* **Request**
In the data below, find each line containing the string "cantons" and return it.

>>>

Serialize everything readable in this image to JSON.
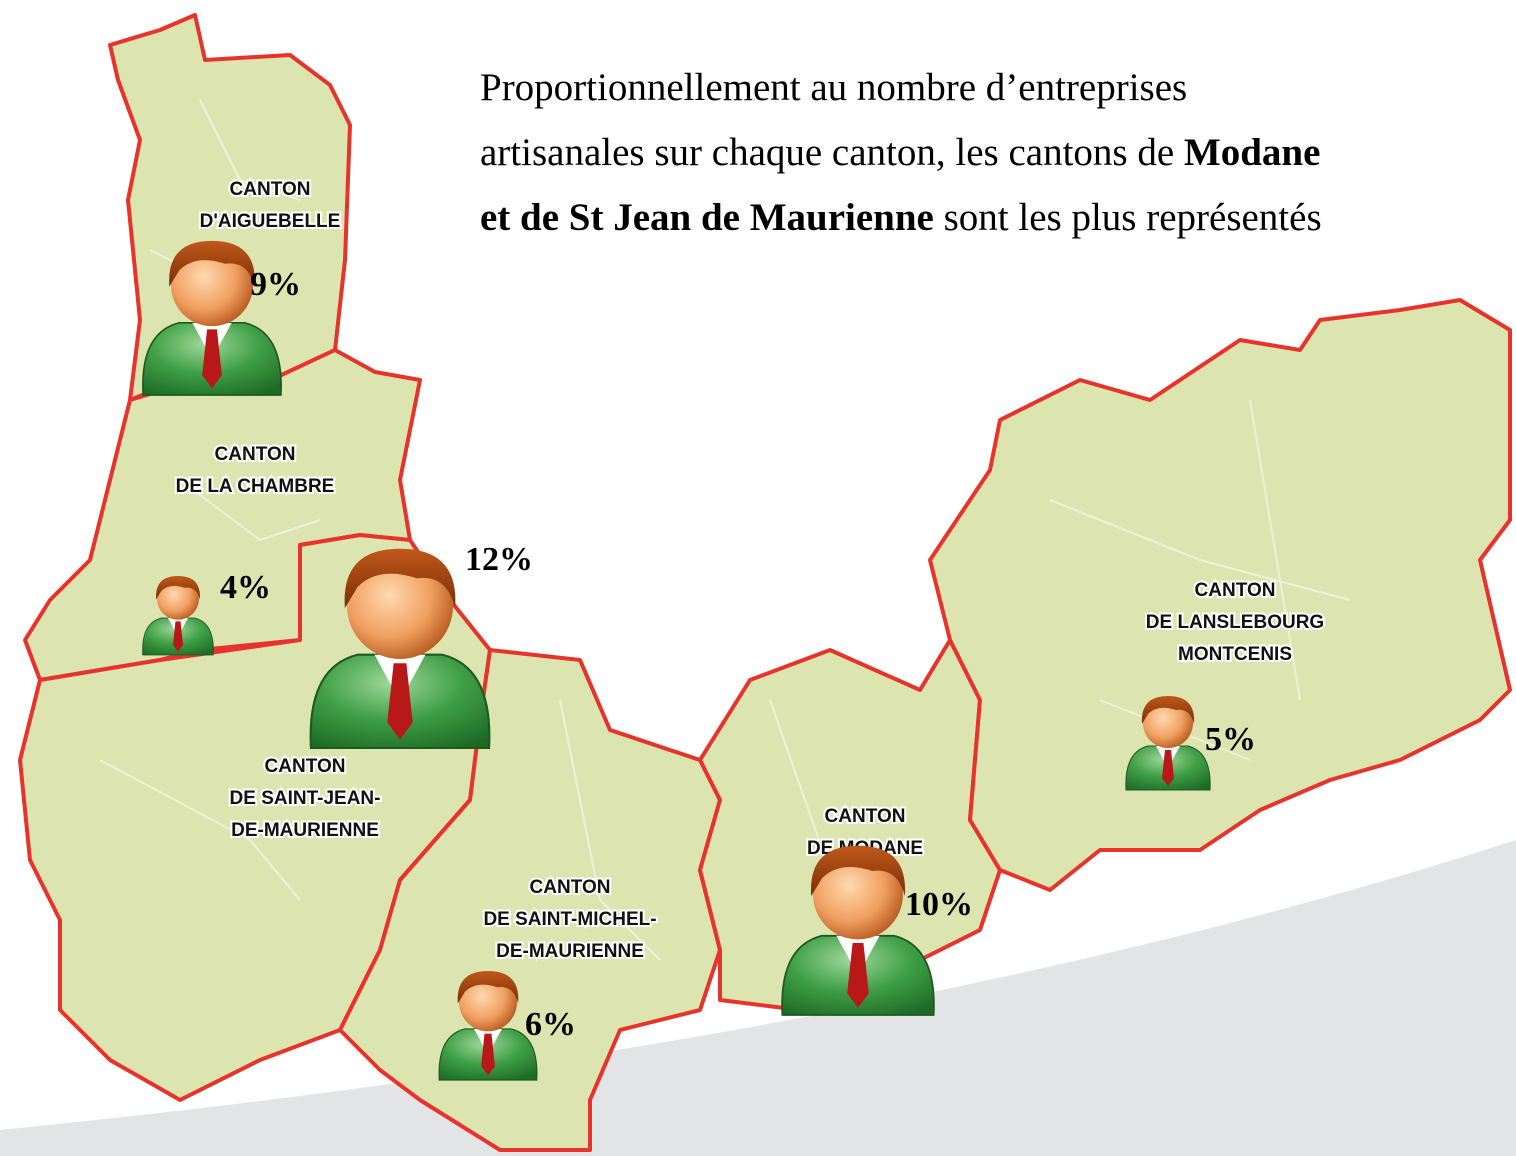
{
  "text": {
    "lines": [
      [
        {
          "text": "Proportionnellement au nombre d’entreprises",
          "bold": false
        }
      ],
      [
        {
          "text": "artisanales sur chaque canton, les cantons de ",
          "bold": false
        },
        {
          "text": "Modane",
          "bold": true
        }
      ],
      [
        {
          "text": "et de St Jean de Maurienne",
          "bold": true
        },
        {
          "text": " sont les plus représentés",
          "bold": false
        }
      ]
    ]
  },
  "cantons": [
    {
      "name_lines": [
        "CANTON",
        "D'AIGUEBELLE"
      ],
      "share": 9,
      "share_label": "9%"
    },
    {
      "name_lines": [
        "CANTON",
        "DE LA CHAMBRE"
      ],
      "share": 4,
      "share_label": "4%"
    },
    {
      "name_lines": [
        "CANTON",
        "DE SAINT-JEAN-",
        "DE-MAURIENNE"
      ],
      "share": 12,
      "share_label": "12%"
    },
    {
      "name_lines": [
        "CANTON",
        "DE SAINT-MICHEL-",
        "DE-MAURIENNE"
      ],
      "share": 6,
      "share_label": "6%"
    },
    {
      "name_lines": [
        "CANTON",
        "DE MODANE"
      ],
      "share": 10,
      "share_label": "10%"
    },
    {
      "name_lines": [
        "CANTON",
        "DE LANSLEBOURG",
        "MONTCENIS"
      ],
      "share": 5,
      "share_label": "5%"
    }
  ]
}
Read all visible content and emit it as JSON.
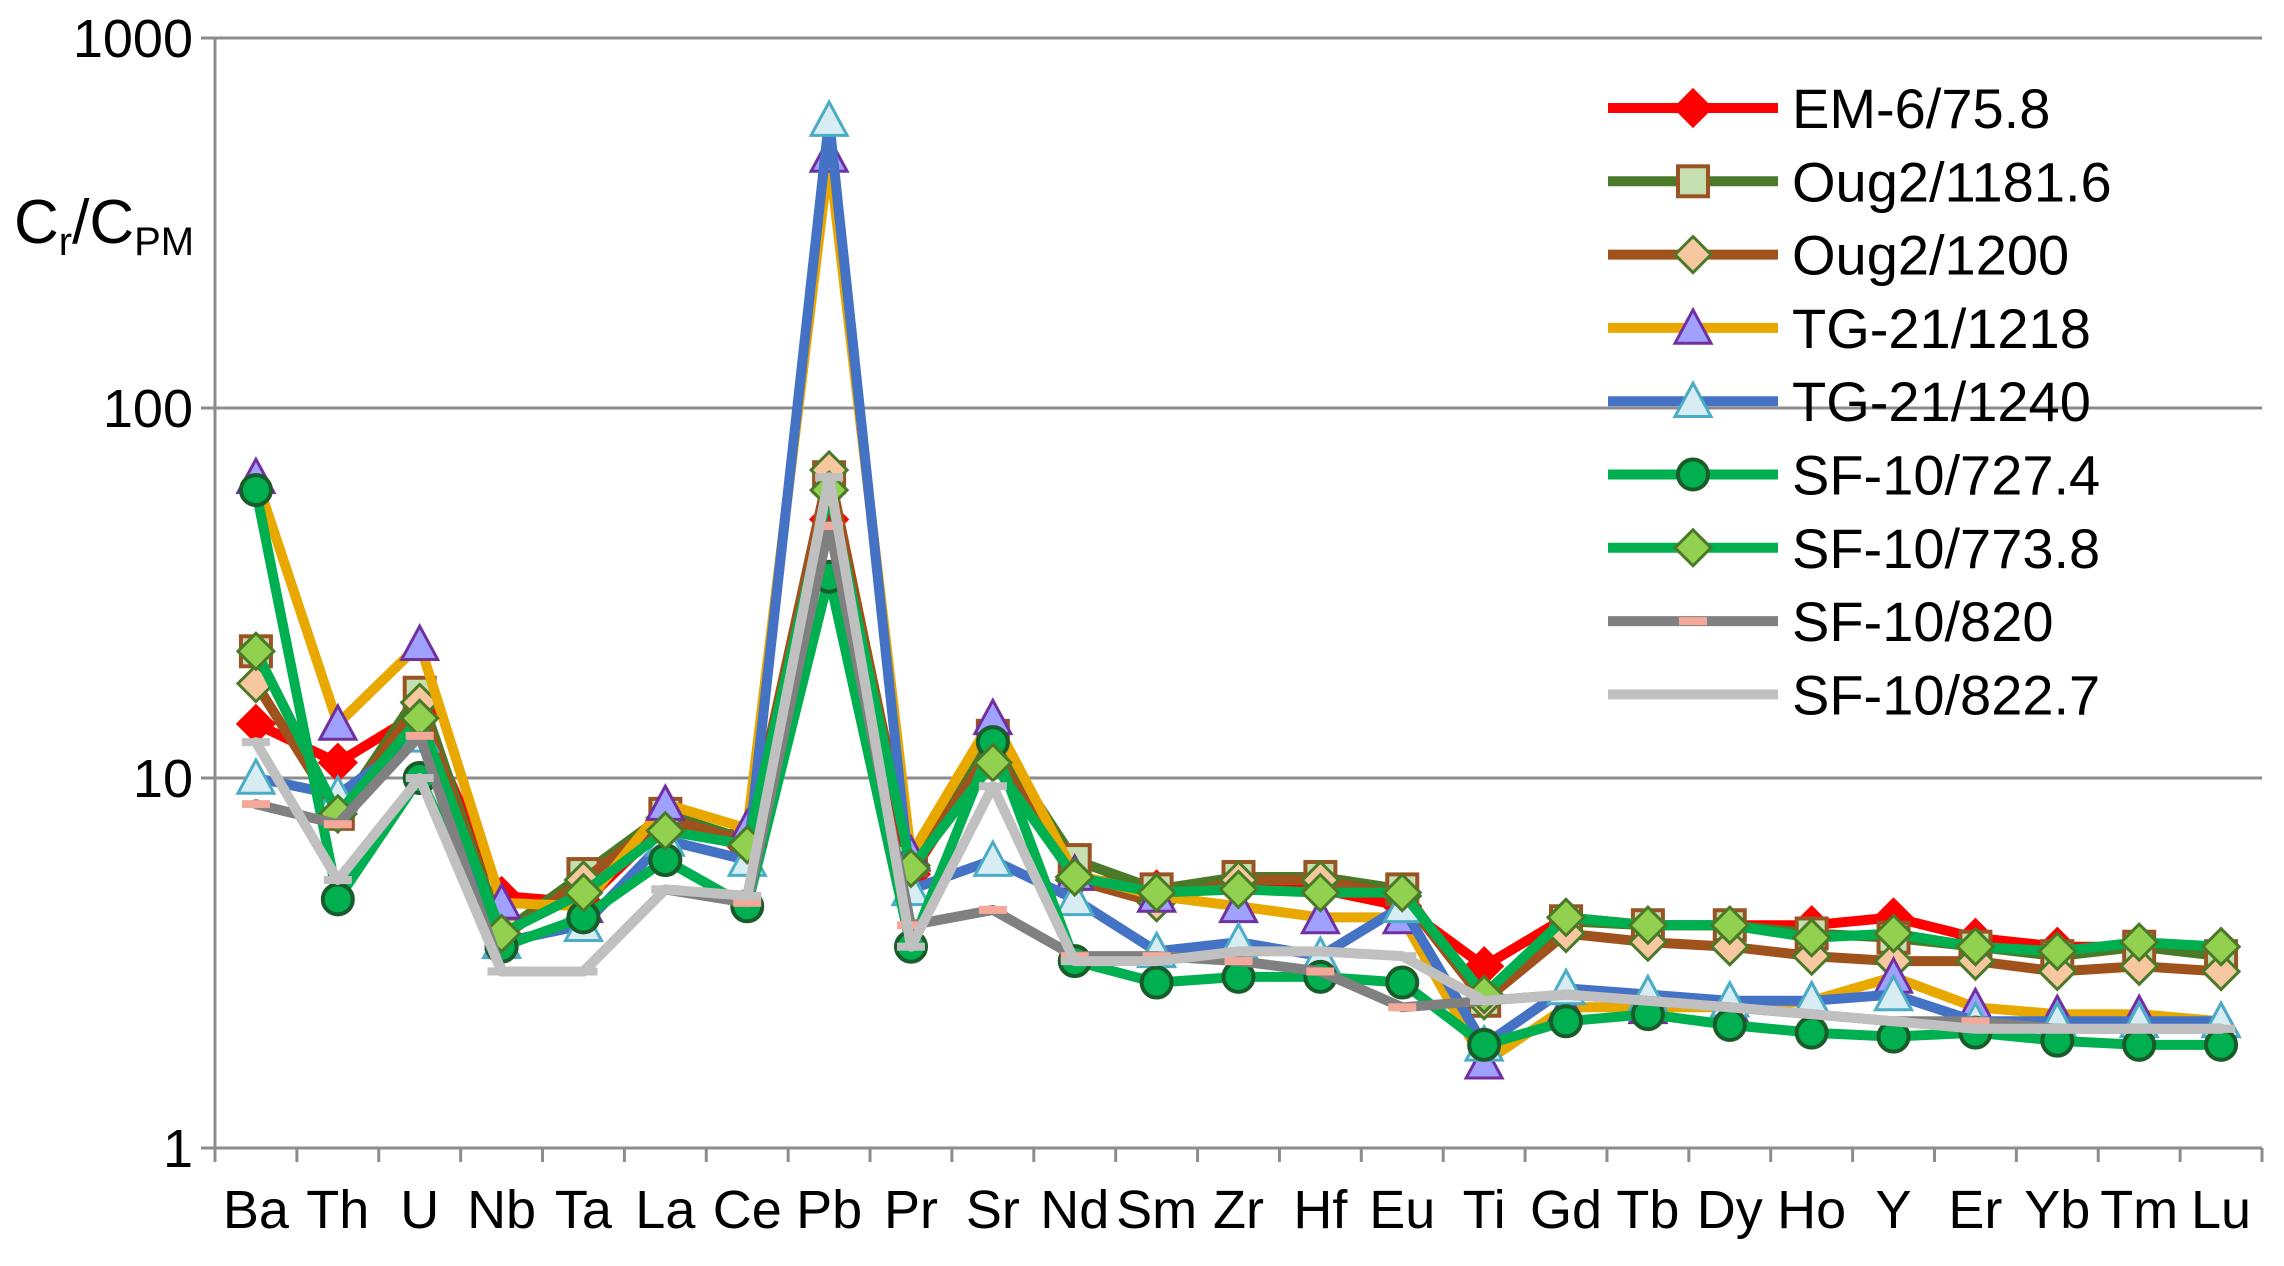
{
  "chart_data": {
    "type": "line",
    "yscale": "log",
    "ylim": [
      1,
      1000
    ],
    "yticks": [
      "1",
      "10",
      "100",
      "1000"
    ],
    "ylabel": {
      "main": "C",
      "sub1": "r",
      "sep": "/C",
      "sub2": "PM"
    },
    "xlabel": "",
    "grid": true,
    "legend_position": "top-right",
    "categories": [
      "Ba",
      "Th",
      "U",
      "Nb",
      "Ta",
      "La",
      "Ce",
      "Pb",
      "Pr",
      "Sr",
      "Nd",
      "Sm",
      "Zr",
      "Hf",
      "Eu",
      "Ti",
      "Gd",
      "Tb",
      "Dy",
      "Ho",
      "Y",
      "Er",
      "Yb",
      "Tm",
      "Lu"
    ],
    "series": [
      {
        "name": "EM-6/75.8",
        "color": "#ff0000",
        "marker": "diamond",
        "marker_fill": "#ff0000",
        "marker_stroke": "#ff0000",
        "values": [
          14,
          11,
          15,
          4.8,
          4.6,
          7.5,
          6.5,
          50,
          5.5,
          12,
          5.4,
          5.0,
          5.2,
          5.0,
          4.5,
          3.1,
          4.2,
          4.0,
          4.0,
          4.0,
          4.2,
          3.7,
          3.5,
          3.5,
          3.5
        ]
      },
      {
        "name": "Oug2/1181.6",
        "color": "#4a7a28",
        "marker": "square",
        "marker_fill": "#c6dfb0",
        "marker_stroke": "#9a5424",
        "values": [
          22,
          8,
          17,
          3.8,
          5.5,
          8,
          6.8,
          65,
          6,
          13,
          6,
          5,
          5.4,
          5.4,
          5,
          2.5,
          4.1,
          4,
          4,
          3.8,
          3.7,
          3.5,
          3.3,
          3.5,
          3.3
        ]
      },
      {
        "name": "Oug2/1200",
        "color": "#a0521c",
        "marker": "diamond",
        "marker_fill": "#f7c8a0",
        "marker_stroke": "#4a7a28",
        "values": [
          18,
          8,
          16,
          3.7,
          5.3,
          7.8,
          6.7,
          68,
          5.8,
          12,
          5.3,
          4.6,
          5.3,
          5.3,
          4.8,
          2.5,
          3.8,
          3.6,
          3.5,
          3.3,
          3.2,
          3.2,
          3.0,
          3.1,
          3.0
        ]
      },
      {
        "name": "TG-21/1218",
        "color": "#e8a800",
        "marker": "triangle",
        "marker_fill": "#a0a0ff",
        "marker_stroke": "#7030a0",
        "values": [
          65,
          14,
          23,
          4.6,
          4.5,
          8.5,
          7.3,
          480,
          6.2,
          14.5,
          5.5,
          4.8,
          4.5,
          4.2,
          4.2,
          1.7,
          2.4,
          2.4,
          2.4,
          2.5,
          2.9,
          2.4,
          2.3,
          2.3,
          2.2
        ]
      },
      {
        "name": "TG-21/1240",
        "color": "#4472c4",
        "marker": "triangle",
        "marker_fill": "#d8ecf4",
        "marker_stroke": "#4bacc6",
        "values": [
          10,
          9,
          13,
          3.6,
          4.0,
          6.8,
          6.0,
          600,
          5.0,
          6.0,
          4.7,
          3.4,
          3.6,
          3.3,
          4.5,
          1.9,
          2.7,
          2.6,
          2.5,
          2.5,
          2.6,
          2.2,
          2.2,
          2.2,
          2.2
        ]
      },
      {
        "name": "SF-10/727.4",
        "color": "#00b050",
        "marker": "circle",
        "marker_fill": "#00b050",
        "marker_stroke": "#1a5b2a",
        "values": [
          60,
          4.7,
          10,
          3.5,
          4.2,
          6.0,
          4.5,
          35,
          3.5,
          12.5,
          3.2,
          2.8,
          2.9,
          2.9,
          2.8,
          1.9,
          2.2,
          2.3,
          2.15,
          2.05,
          2.0,
          2.05,
          1.95,
          1.9,
          1.9
        ]
      },
      {
        "name": "SF-10/773.8",
        "color": "#00b050",
        "marker": "diamond",
        "marker_fill": "#92d050",
        "marker_stroke": "#4a7a28",
        "values": [
          22,
          8,
          14.5,
          3.8,
          4.9,
          7.2,
          6.6,
          60,
          5.7,
          11,
          5.4,
          4.9,
          5.0,
          4.9,
          4.9,
          2.6,
          4.2,
          4.0,
          4.0,
          3.7,
          3.8,
          3.5,
          3.4,
          3.6,
          3.5
        ]
      },
      {
        "name": "SF-10/820",
        "color": "#808080",
        "marker": "dash",
        "marker_fill": "#f4a89a",
        "marker_stroke": "#f4a89a",
        "values": [
          8.5,
          7.5,
          13,
          3.0,
          3.0,
          5.0,
          4.6,
          48,
          4.0,
          4.4,
          3.3,
          3.3,
          3.2,
          3.0,
          2.4,
          2.5,
          2.6,
          2.5,
          2.4,
          2.3,
          2.2,
          2.2,
          2.1,
          2.1,
          2.1
        ]
      },
      {
        "name": "SF-10/822.7",
        "color": "#c0c0c0",
        "marker": "dash",
        "marker_fill": "#c0c0c0",
        "marker_stroke": "#c0c0c0",
        "values": [
          12.5,
          5.3,
          10,
          3.0,
          3.0,
          5.0,
          4.8,
          65,
          3.5,
          9.5,
          3.2,
          3.2,
          3.4,
          3.4,
          3.3,
          2.5,
          2.6,
          2.5,
          2.4,
          2.3,
          2.2,
          2.1,
          2.1,
          2.1,
          2.1
        ]
      }
    ]
  }
}
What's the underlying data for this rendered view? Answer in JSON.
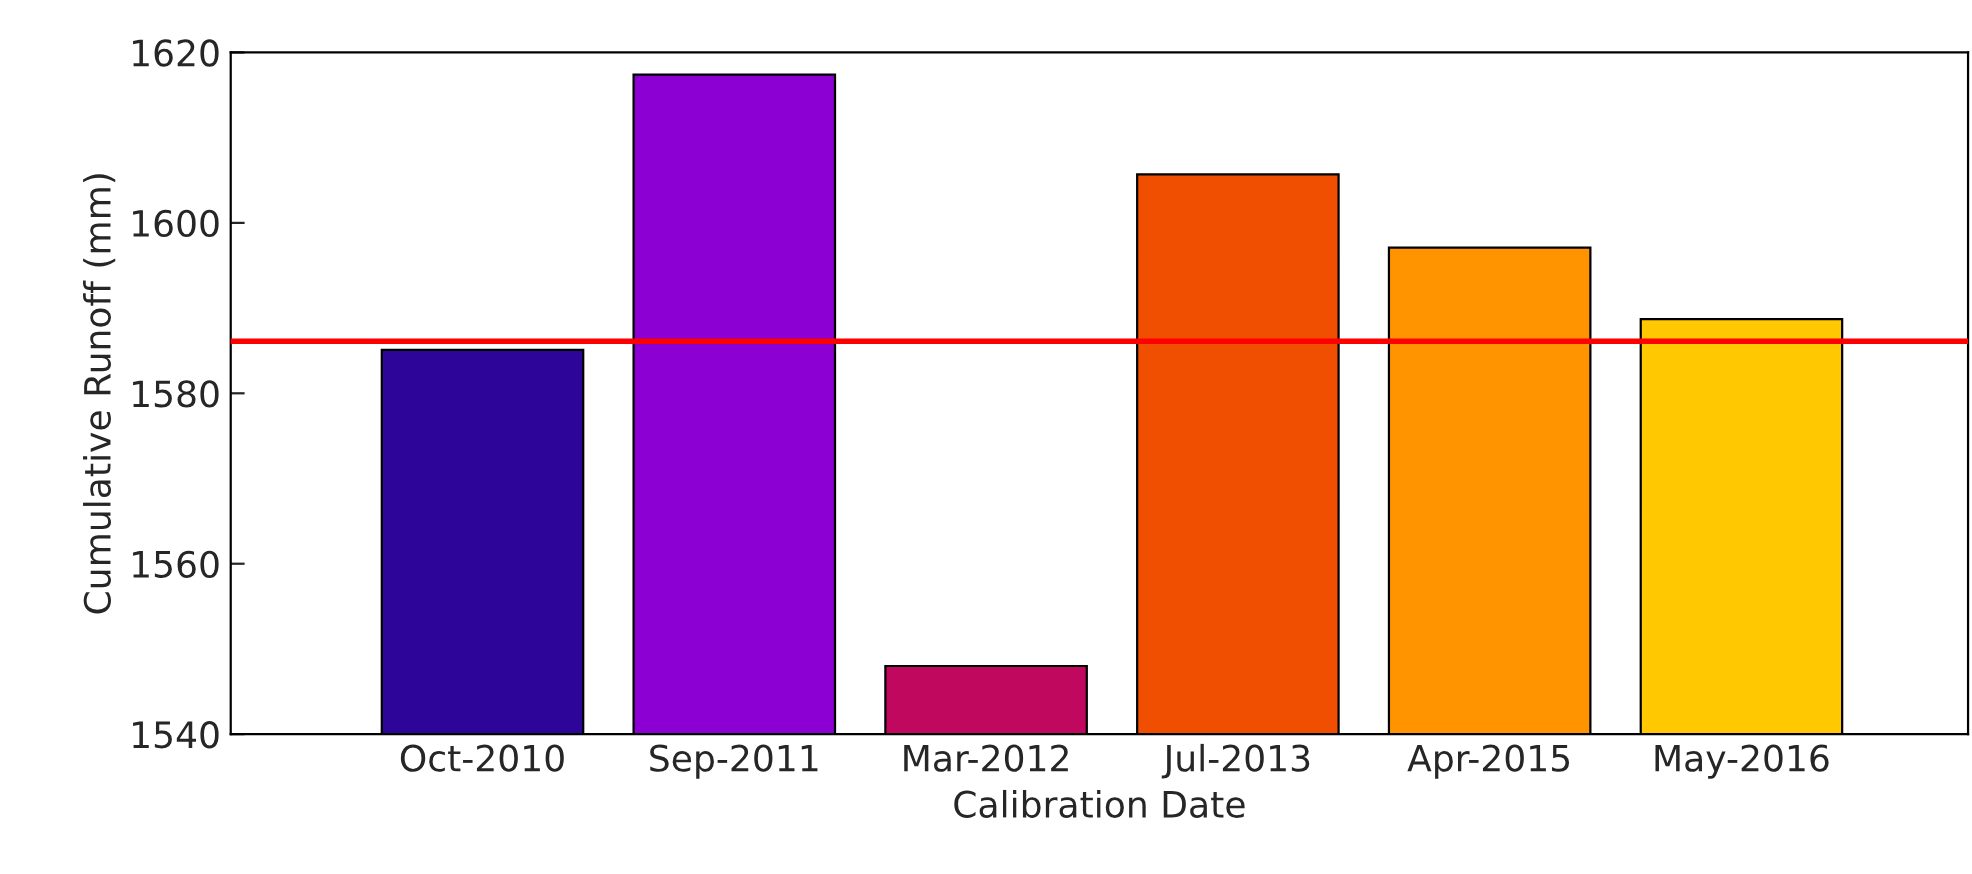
{
  "chart_data": {
    "type": "bar",
    "xlabel": "Calibration Date",
    "ylabel": "Cumulative Runoff (mm)",
    "categories": [
      "Oct-2010",
      "Sep-2011",
      "Mar-2012",
      "Jul-2013",
      "Apr-2015",
      "May-2016"
    ],
    "values": [
      1585.1,
      1617.4,
      1548.0,
      1605.7,
      1597.1,
      1588.7
    ],
    "colors": [
      "#2e0599",
      "#8c00d4",
      "#c0085e",
      "#f04e00",
      "#ff9400",
      "#ffc800"
    ],
    "ylim": [
      1540,
      1620
    ],
    "yticks": [
      1540,
      1560,
      1580,
      1600,
      1620
    ],
    "grid": false,
    "ref_lines": [
      {
        "axis": "y",
        "value": 1586.1,
        "color": "#ff0000"
      }
    ]
  }
}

<<<

* **Reply**
          "text": "artisanales sur chaque canton, les cantons de ",
  "cantons": [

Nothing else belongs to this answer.